◆ Goal
Copy every record below, exactly as written.

◆ Rows
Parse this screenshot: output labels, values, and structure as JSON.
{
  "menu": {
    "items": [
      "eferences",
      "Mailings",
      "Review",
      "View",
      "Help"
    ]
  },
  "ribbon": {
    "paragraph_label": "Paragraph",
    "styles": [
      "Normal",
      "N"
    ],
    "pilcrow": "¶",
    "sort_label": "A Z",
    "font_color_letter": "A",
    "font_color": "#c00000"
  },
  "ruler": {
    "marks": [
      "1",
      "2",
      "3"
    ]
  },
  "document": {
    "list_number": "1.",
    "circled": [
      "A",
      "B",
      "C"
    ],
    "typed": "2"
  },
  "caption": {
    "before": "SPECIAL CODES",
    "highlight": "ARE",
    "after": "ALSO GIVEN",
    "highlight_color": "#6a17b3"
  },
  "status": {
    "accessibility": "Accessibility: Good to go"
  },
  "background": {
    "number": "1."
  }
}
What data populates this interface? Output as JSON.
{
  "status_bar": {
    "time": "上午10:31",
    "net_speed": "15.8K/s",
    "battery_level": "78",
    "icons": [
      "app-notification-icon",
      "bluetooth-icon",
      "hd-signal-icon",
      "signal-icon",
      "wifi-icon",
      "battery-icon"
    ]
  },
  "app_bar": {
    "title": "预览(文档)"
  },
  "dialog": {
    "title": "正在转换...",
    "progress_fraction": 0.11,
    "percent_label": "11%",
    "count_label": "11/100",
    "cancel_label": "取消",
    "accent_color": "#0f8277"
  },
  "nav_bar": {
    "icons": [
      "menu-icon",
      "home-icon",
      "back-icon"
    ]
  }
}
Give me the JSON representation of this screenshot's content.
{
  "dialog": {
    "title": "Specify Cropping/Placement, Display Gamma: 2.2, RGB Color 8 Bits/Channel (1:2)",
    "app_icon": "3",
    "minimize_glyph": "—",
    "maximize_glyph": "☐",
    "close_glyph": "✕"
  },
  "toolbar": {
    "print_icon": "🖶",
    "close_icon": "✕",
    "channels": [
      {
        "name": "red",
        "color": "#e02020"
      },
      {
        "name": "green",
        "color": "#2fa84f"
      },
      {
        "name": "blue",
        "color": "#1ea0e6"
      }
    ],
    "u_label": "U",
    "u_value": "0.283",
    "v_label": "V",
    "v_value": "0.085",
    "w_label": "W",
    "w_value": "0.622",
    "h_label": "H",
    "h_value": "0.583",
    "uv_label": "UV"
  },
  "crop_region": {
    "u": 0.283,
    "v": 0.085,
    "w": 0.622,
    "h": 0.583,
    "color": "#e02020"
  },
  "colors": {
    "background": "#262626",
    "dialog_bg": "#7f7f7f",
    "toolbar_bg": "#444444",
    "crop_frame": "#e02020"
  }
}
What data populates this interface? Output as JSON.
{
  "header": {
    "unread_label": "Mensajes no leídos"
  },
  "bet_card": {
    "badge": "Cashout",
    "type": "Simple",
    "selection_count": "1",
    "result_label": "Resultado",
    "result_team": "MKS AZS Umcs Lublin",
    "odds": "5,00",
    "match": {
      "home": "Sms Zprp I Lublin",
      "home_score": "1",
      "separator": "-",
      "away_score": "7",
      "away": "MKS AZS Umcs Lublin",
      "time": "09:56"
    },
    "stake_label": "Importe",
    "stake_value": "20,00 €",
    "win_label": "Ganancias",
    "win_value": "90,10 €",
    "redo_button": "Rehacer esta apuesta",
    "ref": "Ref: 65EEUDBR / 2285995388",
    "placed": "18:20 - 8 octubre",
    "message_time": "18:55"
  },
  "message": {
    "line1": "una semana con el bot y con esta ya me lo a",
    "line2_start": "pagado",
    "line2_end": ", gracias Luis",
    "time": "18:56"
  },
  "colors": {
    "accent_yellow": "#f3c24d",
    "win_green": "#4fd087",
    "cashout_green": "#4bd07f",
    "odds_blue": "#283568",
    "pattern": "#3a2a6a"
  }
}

◆ Written reply
Parse this screenshot: output labels, values, and structure as JSON.
{
  "menu": {
    "items": [
      "eferences",
      "Mailings",
      "Review",
      "View",
      "Help"
    ]
  },
  "ribbon": {
    "paragraph_label": "Paragraph",
    "styles": [
      "Normal",
      "N"
    ],
    "pilcrow": "¶",
    "sort_label": "A Z",
    "font_color_letter": "A",
    "font_color": "#c00000"
  },
  "ruler": {
    "marks": [
      "1",
      "2",
      "3"
    ]
  },
  "document": {
    "list_number": "1.",
    "circled": [
      "A",
      "B",
      "C"
    ],
    "typed": "2"
  },
  "caption": {
    "before": "SPECIAL CODES",
    "highlight": "ARE",
    "after": "ALSO GIVEN",
    "highlight_color": "#6a17b3"
  },
  "status": {
    "accessibility": "Accessibility: Good to go"
  },
  "background": {
    "number": "1."
  }
}
What data populates this interface? Output as JSON.
{
  "status_bar": {
    "time": "上午10:31",
    "net_speed": "15.8K/s",
    "battery_level": "78",
    "icons": [
      "app-notification-icon",
      "bluetooth-icon",
      "hd-signal-icon",
      "signal-icon",
      "wifi-icon",
      "battery-icon"
    ]
  },
  "app_bar": {
    "title": "预览(文档)"
  },
  "dialog": {
    "title": "正在转换...",
    "progress_fraction": 0.11,
    "percent_label": "11%",
    "count_label": "11/100",
    "cancel_label": "取消",
    "accent_color": "#0f8277"
  },
  "nav_bar": {
    "icons": [
      "menu-icon",
      "home-icon",
      "back-icon"
    ]
  }
}
Give me the JSON representation of this screenshot's content.
{
  "dialog": {
    "title": "Specify Cropping/Placement, Display Gamma: 2.2, RGB Color 8 Bits/Channel (1:2)",
    "app_icon": "3",
    "minimize_glyph": "—",
    "maximize_glyph": "☐",
    "close_glyph": "✕"
  },
  "toolbar": {
    "print_icon": "🖶",
    "close_icon": "✕",
    "channels": [
      {
        "name": "red",
        "color": "#e02020"
      },
      {
        "name": "green",
        "color": "#2fa84f"
      },
      {
        "name": "blue",
        "color": "#1ea0e6"
      }
    ],
    "u_label": "U",
    "u_value": "0.283",
    "v_label": "V",
    "v_value": "0.085",
    "w_label": "W",
    "w_value": "0.622",
    "h_label": "H",
    "h_value": "0.583",
    "uv_label": "UV"
  },
  "crop_region": {
    "u": 0.283,
    "v": 0.085,
    "w": 0.622,
    "h": 0.583,
    "color": "#e02020"
  },
  "colors": {
    "background": "#262626",
    "dialog_bg": "#7f7f7f",
    "toolbar_bg": "#444444",
    "crop_frame": "#e02020"
  }
}
What data populates this interface? Output as JSON.
{
  "header": {
    "unread_label": "Mensajes no leídos"
  },
  "bet_card": {
    "badge": "Cashout",
    "type": "Simple",
    "selection_count": "1",
    "result_label": "Resultado",
    "result_team": "MKS AZS Umcs Lublin",
    "odds": "5,00",
    "match": {
      "home": "Sms Zprp I Lublin",
      "home_score": "1",
      "separator": "-",
      "away_score": "7",
      "away": "MKS AZS Umcs Lublin",
      "time": "09:56"
    },
    "stake_label": "Importe",
    "stake_value": "20,00 €",
    "win_label": "Ganancias",
    "win_value": "90,10 €",
    "redo_button": "Rehacer esta apuesta",
    "ref": "Ref: 65EEUDBR / 2285995388",
    "placed": "18:20 - 8 octubre",
    "message_time": "18:55"
  },
  "message": {
    "line1": "una semana con el bot y con esta ya me lo a",
    "line2_start": "pagado",
    "line2_end": ", gracias Luis",
    "time": "18:56"
  },
  "colors": {
    "accent_yellow": "#f3c24d",
    "win_green": "#4fd087",
    "cashout_green": "#4bd07f",
    "odds_blue": "#283568",
    "pattern": "#3a2a6a"
  }
}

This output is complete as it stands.